# Job
From the material below, pull out each line that contains the string "list". Letter case must match.
-- Begin --
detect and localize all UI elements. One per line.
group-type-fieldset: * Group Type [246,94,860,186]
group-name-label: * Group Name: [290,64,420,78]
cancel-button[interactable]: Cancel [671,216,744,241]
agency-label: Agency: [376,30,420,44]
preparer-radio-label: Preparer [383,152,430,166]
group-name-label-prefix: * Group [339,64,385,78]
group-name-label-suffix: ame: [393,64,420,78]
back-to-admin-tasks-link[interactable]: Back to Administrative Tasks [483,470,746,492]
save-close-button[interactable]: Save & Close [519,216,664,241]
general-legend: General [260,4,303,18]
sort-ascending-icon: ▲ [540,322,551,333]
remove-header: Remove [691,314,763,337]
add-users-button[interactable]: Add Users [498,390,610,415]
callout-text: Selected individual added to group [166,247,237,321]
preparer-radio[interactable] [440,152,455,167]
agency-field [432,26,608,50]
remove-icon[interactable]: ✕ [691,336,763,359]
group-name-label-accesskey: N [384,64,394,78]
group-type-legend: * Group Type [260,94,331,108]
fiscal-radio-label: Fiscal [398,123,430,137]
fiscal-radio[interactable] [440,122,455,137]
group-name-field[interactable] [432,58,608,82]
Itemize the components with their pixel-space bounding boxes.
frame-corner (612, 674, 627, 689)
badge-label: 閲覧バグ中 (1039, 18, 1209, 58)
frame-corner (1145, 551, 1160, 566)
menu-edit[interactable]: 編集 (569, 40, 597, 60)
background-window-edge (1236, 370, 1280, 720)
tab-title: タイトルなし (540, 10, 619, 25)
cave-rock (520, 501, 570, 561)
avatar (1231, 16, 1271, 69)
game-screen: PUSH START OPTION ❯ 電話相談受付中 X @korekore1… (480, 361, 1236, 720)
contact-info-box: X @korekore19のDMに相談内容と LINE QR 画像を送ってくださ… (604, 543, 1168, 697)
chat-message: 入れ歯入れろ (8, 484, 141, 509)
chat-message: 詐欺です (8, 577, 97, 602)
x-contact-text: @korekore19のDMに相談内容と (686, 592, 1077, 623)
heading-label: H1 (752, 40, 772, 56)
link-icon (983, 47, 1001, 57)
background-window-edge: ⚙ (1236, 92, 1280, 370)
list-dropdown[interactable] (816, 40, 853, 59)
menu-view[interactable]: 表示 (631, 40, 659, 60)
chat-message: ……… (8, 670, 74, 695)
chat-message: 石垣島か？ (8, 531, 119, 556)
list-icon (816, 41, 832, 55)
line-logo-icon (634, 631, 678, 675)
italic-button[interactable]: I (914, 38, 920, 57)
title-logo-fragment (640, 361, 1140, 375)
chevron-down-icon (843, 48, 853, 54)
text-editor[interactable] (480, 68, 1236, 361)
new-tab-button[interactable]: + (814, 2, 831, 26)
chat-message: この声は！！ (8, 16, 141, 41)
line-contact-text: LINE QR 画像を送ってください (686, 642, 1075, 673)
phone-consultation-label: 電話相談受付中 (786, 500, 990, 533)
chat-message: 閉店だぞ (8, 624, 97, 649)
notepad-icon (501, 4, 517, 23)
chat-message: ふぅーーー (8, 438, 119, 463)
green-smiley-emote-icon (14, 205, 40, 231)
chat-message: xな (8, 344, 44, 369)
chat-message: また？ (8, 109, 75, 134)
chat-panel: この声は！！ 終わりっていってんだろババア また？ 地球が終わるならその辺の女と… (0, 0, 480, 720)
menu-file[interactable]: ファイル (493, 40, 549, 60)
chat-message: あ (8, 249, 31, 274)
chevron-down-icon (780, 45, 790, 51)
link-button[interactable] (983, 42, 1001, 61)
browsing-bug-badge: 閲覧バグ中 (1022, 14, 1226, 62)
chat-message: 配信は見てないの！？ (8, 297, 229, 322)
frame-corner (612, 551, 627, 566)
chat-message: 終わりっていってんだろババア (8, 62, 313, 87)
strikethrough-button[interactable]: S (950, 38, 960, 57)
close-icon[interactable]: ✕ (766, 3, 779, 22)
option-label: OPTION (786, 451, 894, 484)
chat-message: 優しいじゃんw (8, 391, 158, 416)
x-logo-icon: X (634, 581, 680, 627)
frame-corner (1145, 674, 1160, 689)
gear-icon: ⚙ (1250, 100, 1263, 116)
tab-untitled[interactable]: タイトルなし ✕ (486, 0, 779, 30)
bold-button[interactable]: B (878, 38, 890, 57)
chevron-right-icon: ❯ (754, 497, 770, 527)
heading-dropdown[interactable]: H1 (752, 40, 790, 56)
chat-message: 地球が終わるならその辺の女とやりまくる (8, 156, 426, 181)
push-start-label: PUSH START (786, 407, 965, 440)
-- End --
# Problem solution
list-dropdown[interactable] (816, 40, 853, 59)
list-icon (816, 41, 832, 55)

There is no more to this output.